(Records contained in a dataset)
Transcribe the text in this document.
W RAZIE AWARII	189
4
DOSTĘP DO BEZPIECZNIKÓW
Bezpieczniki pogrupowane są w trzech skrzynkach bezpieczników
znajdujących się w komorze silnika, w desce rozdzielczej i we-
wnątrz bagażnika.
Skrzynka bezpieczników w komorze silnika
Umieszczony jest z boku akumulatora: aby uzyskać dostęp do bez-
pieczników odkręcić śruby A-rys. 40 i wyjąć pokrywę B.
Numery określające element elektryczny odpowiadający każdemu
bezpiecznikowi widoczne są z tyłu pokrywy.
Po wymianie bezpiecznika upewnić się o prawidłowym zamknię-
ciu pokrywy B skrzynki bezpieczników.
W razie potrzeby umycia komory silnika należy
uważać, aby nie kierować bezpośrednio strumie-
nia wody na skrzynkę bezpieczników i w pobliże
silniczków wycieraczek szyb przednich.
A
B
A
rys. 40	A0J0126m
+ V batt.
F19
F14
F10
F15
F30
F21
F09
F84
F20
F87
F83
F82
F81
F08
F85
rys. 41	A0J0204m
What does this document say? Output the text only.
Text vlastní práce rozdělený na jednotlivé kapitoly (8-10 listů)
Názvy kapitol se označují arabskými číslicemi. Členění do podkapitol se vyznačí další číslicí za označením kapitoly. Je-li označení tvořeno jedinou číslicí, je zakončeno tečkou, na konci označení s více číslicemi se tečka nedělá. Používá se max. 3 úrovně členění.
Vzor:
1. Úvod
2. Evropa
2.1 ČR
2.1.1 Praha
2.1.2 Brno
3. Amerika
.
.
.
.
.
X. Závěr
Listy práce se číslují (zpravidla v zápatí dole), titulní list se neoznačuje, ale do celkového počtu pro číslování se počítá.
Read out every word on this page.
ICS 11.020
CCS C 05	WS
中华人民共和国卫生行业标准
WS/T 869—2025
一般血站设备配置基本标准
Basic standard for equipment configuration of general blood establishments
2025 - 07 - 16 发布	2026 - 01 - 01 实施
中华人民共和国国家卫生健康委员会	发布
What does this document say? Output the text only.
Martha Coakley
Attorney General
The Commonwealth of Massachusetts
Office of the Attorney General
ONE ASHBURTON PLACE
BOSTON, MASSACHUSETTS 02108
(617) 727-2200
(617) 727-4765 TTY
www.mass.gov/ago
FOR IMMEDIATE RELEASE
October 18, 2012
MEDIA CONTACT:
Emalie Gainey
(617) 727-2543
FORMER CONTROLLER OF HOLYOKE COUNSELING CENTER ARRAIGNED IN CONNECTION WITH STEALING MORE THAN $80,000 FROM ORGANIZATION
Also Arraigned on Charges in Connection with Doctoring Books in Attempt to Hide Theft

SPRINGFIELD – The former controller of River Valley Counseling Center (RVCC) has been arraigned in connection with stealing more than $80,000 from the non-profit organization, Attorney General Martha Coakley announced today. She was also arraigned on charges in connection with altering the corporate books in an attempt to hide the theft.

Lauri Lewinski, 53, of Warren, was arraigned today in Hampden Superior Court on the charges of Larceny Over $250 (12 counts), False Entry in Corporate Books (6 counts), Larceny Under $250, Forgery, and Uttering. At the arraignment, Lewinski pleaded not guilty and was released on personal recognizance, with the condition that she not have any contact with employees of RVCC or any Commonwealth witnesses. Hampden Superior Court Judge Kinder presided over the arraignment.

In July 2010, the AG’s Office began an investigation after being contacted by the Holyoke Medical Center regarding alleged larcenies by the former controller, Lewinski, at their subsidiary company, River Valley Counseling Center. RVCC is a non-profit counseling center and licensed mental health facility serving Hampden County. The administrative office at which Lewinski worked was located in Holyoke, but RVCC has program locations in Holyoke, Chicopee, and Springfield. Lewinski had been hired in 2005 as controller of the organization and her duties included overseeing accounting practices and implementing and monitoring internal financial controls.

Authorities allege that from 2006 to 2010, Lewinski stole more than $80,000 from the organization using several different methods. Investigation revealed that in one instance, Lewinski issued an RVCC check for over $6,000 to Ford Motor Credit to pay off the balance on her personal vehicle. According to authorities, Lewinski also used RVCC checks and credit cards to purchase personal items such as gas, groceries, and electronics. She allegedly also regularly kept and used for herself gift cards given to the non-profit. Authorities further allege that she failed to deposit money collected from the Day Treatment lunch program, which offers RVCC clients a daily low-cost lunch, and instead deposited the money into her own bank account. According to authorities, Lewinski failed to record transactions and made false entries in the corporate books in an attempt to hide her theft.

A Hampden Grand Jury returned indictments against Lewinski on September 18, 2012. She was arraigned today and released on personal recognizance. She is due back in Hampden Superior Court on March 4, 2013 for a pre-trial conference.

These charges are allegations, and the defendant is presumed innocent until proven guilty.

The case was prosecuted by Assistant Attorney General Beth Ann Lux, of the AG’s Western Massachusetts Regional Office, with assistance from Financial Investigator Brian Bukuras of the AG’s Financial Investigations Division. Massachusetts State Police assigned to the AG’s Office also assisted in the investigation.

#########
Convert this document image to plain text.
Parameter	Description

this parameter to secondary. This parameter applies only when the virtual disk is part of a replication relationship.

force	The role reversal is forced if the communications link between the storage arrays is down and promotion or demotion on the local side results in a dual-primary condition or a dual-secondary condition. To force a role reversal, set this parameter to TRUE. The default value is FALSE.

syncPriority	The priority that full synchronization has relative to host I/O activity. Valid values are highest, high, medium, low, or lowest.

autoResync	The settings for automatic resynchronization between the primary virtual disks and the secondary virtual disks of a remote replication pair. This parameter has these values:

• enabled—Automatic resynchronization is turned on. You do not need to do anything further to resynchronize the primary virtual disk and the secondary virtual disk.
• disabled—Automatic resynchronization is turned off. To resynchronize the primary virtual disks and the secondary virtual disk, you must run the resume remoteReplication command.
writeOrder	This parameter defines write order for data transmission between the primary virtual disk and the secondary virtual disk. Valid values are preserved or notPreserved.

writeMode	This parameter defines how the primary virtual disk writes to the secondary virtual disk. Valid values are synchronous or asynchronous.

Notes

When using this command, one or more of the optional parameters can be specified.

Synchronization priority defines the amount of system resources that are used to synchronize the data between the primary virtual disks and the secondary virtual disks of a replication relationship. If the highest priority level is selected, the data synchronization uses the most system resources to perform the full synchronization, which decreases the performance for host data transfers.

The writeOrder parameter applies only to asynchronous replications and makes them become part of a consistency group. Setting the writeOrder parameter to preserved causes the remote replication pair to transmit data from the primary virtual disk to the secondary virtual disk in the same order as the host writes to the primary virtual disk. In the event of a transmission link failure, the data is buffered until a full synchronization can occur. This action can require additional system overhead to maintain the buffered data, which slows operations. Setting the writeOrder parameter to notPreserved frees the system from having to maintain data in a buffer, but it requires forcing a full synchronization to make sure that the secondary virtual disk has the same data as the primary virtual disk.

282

**TASK DETAILS:** Copy all lines from the material that contain "resynchronize".

**EXERCISE RESPONSE:**
• enabled—Automatic resynchronization is turned on. You do not need to do anything further to resynchronize the primary virtual disk and the secondary virtual disk.
• disabled—Automatic resynchronization is turned off. To resynchronize the primary virtual disks and the secondary virtual disk, you must run the resume remoteReplication command.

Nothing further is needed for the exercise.